▸ **PROVIDED MATERIAL**
▼

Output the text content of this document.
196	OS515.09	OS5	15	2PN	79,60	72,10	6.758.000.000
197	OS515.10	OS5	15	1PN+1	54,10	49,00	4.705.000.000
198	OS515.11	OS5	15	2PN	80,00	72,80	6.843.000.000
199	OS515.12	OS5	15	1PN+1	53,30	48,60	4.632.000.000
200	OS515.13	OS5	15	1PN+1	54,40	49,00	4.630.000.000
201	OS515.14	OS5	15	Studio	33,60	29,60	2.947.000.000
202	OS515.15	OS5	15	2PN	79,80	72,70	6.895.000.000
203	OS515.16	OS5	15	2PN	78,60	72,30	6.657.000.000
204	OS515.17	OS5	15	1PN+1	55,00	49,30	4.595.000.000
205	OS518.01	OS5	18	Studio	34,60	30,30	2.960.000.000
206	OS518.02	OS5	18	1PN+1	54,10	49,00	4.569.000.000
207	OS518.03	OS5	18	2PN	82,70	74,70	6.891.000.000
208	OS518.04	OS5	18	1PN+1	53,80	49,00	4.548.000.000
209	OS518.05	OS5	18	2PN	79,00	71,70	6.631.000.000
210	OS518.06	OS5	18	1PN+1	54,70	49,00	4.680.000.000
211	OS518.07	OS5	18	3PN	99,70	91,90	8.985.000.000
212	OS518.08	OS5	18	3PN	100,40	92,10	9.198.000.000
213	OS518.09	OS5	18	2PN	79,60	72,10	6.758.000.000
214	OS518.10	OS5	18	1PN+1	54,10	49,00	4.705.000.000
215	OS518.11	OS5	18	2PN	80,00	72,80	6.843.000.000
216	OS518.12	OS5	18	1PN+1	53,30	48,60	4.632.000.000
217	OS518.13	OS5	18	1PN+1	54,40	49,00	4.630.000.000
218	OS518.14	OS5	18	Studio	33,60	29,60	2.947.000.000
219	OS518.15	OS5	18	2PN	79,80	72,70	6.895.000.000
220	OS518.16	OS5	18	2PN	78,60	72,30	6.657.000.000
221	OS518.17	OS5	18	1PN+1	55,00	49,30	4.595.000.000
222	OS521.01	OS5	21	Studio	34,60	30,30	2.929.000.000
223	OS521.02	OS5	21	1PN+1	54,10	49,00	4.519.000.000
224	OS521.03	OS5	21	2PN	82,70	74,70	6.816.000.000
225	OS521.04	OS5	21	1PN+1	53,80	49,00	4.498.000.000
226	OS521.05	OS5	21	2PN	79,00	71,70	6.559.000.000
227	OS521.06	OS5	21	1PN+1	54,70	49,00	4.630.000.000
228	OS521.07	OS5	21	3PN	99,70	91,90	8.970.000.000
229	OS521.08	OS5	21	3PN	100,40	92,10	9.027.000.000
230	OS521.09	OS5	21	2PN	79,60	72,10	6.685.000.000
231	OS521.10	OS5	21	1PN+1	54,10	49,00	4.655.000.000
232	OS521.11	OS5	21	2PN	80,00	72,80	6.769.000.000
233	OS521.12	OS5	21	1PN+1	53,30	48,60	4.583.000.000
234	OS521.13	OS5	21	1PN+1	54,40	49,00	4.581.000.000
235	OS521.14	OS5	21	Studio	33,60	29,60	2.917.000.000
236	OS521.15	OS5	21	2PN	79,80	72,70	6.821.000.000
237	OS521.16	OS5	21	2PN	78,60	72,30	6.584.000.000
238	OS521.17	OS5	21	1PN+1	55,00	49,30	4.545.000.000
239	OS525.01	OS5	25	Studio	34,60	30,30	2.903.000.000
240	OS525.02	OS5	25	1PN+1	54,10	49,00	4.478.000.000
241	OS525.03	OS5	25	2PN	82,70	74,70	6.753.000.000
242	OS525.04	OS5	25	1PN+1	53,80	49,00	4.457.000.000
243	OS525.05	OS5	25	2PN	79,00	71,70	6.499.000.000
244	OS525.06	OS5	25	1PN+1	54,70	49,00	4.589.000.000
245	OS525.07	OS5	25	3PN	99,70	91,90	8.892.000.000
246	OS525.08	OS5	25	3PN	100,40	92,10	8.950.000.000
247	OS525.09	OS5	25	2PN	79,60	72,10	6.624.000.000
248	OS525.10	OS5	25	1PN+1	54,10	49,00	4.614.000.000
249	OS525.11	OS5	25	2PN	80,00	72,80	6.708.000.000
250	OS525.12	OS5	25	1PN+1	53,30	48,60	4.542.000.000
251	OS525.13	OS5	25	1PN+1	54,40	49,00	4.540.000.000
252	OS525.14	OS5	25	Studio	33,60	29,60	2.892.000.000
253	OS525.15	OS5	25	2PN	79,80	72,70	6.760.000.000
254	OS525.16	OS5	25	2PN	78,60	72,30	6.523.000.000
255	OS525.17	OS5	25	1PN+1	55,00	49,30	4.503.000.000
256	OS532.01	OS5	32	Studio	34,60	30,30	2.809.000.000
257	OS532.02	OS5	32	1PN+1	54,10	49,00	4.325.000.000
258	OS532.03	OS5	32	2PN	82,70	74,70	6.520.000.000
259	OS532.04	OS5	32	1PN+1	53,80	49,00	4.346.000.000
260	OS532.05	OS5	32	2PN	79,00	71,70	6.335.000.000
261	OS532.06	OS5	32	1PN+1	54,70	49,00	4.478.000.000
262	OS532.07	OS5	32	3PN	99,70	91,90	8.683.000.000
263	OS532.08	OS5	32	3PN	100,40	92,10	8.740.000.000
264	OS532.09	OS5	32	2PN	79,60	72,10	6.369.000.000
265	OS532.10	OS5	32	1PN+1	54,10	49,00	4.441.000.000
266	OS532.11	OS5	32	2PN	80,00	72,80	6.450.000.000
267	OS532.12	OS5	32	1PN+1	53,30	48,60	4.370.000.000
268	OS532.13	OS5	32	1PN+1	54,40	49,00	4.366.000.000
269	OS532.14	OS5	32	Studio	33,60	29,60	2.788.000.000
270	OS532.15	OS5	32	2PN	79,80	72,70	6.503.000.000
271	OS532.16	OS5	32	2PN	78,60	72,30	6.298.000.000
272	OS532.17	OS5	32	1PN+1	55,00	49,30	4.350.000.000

▲

▸ **AIM**
Quote all of the entries verbatim.

▸ **TASK ANSWER**
Output the text content of this document.
196	OS515.09	OS5	15	2PN	79,60	72,10	6.758.000.000
197	OS515.10	OS5	15	1PN+1	54,10	49,00	4.705.000.000
198	OS515.11	OS5	15	2PN	80,00	72,80	6.843.000.000
199	OS515.12	OS5	15	1PN+1	53,30	48,60	4.632.000.000
200	OS515.13	OS5	15	1PN+1	54,40	49,00	4.630.000.000
201	OS515.14	OS5	15	Studio	33,60	29,60	2.947.000.000
202	OS515.15	OS5	15	2PN	79,80	72,70	6.895.000.000
203	OS515.16	OS5	15	2PN	78,60	72,30	6.657.000.000
204	OS515.17	OS5	15	1PN+1	55,00	49,30	4.595.000.000
205	OS518.01	OS5	18	Studio	34,60	30,30	2.960.000.000
206	OS518.02	OS5	18	1PN+1	54,10	49,00	4.569.000.000
207	OS518.03	OS5	18	2PN	82,70	74,70	6.891.000.000
208	OS518.04	OS5	18	1PN+1	53,80	49,00	4.548.000.000
209	OS518.05	OS5	18	2PN	79,00	71,70	6.631.000.000
210	OS518.06	OS5	18	1PN+1	54,70	49,00	4.680.000.000
211	OS518.07	OS5	18	3PN	99,70	91,90	8.985.000.000
212	OS518.08	OS5	18	3PN	100,40	92,10	9.198.000.000
213	OS518.09	OS5	18	2PN	79,60	72,10	6.758.000.000
214	OS518.10	OS5	18	1PN+1	54,10	49,00	4.705.000.000
215	OS518.11	OS5	18	2PN	80,00	72,80	6.843.000.000
216	OS518.12	OS5	18	1PN+1	53,30	48,60	4.632.000.000
217	OS518.13	OS5	18	1PN+1	54,40	49,00	4.630.000.000
218	OS518.14	OS5	18	Studio	33,60	29,60	2.947.000.000
219	OS518.15	OS5	18	2PN	79,80	72,70	6.895.000.000
220	OS518.16	OS5	18	2PN	78,60	72,30	6.657.000.000
221	OS518.17	OS5	18	1PN+1	55,00	49,30	4.595.000.000
222	OS521.01	OS5	21	Studio	34,60	30,30	2.929.000.000
223	OS521.02	OS5	21	1PN+1	54,10	49,00	4.519.000.000
224	OS521.03	OS5	21	2PN	82,70	74,70	6.816.000.000
225	OS521.04	OS5	21	1PN+1	53,80	49,00	4.498.000.000
226	OS521.05	OS5	21	2PN	79,00	71,70	6.559.000.000
227	OS521.06	OS5	21	1PN+1	54,70	49,00	4.630.000.000
228	OS521.07	OS5	21	3PN	99,70	91,90	8.970.000.000
229	OS521.08	OS5	21	3PN	100,40	92,10	9.027.000.000
230	OS521.09	OS5	21	2PN	79,60	72,10	6.685.000.000
231	OS521.10	OS5	21	1PN+1	54,10	49,00	4.655.000.000
232	OS521.11	OS5	21	2PN	80,00	72,80	6.769.000.000
233	OS521.12	OS5	21	1PN+1	53,30	48,60	4.583.000.000
234	OS521.13	OS5	21	1PN+1	54,40	49,00	4.581.000.000
235	OS521.14	OS5	21	Studio	33,60	29,60	2.917.000.000
236	OS521.15	OS5	21	2PN	79,80	72,70	6.821.000.000
237	OS521.16	OS5	21	2PN	78,60	72,30	6.584.000.000
238	OS521.17	OS5	21	1PN+1	55,00	49,30	4.545.000.000
239	OS525.01	OS5	25	Studio	34,60	30,30	2.903.000.000
240	OS525.02	OS5	25	1PN+1	54,10	49,00	4.478.000.000
241	OS525.03	OS5	25	2PN	82,70	74,70	6.753.000.000
242	OS525.04	OS5	25	1PN+1	53,80	49,00	4.457.000.000
243	OS525.05	OS5	25	2PN	79,00	71,70	6.499.000.000
244	OS525.06	OS5	25	1PN+1	54,70	49,00	4.589.000.000
245	OS525.07	OS5	25	3PN	99,70	91,90	8.892.000.000
246	OS525.08	OS5	25	3PN	100,40	92,10	8.950.000.000
247	OS525.09	OS5	25	2PN	79,60	72,10	6.624.000.000
248	OS525.10	OS5	25	1PN+1	54,10	49,00	4.614.000.000
249	OS525.11	OS5	25	2PN	80,00	72,80	6.708.000.000
250	OS525.12	OS5	25	1PN+1	53,30	48,60	4.542.000.000
251	OS525.13	OS5	25	1PN+1	54,40	49,00	4.540.000.000
252	OS525.14	OS5	25	Studio	33,60	29,60	2.892.000.000
253	OS525.15	OS5	25	2PN	79,80	72,70	6.760.000.000
254	OS525.16	OS5	25	2PN	78,60	72,30	6.523.000.000
255	OS525.17	OS5	25	1PN+1	55,00	49,30	4.503.000.000
256	OS532.01	OS5	32	Studio	34,60	30,30	2.809.000.000
257	OS532.02	OS5	32	1PN+1	54,10	49,00	4.325.000.000
258	OS532.03	OS5	32	2PN	82,70	74,70	6.520.000.000
259	OS532.04	OS5	32	1PN+1	53,80	49,00	4.346.000.000
260	OS532.05	OS5	32	2PN	79,00	71,70	6.335.000.000
261	OS532.06	OS5	32	1PN+1	54,70	49,00	4.478.000.000
262	OS532.07	OS5	32	3PN	99,70	91,90	8.683.000.000
263	OS532.08	OS5	32	3PN	100,40	92,10	8.740.000.000
264	OS532.09	OS5	32	2PN	79,60	72,10	6.369.000.000
265	OS532.10	OS5	32	1PN+1	54,10	49,00	4.441.000.000
266	OS532.11	OS5	32	2PN	80,00	72,80	6.450.000.000
267	OS532.12	OS5	32	1PN+1	53,30	48,60	4.370.000.000
268	OS532.13	OS5	32	1PN+1	54,40	49,00	4.366.000.000
269	OS532.14	OS5	32	Studio	33,60	29,60	2.788.000.000
270	OS532.15	OS5	32	2PN	79,80	72,70	6.503.000.000
271	OS532.16	OS5	32	2PN	78,60	72,30	6.298.000.000
272	OS532.17	OS5	32	1PN+1	55,00	49,30	4.350.000.000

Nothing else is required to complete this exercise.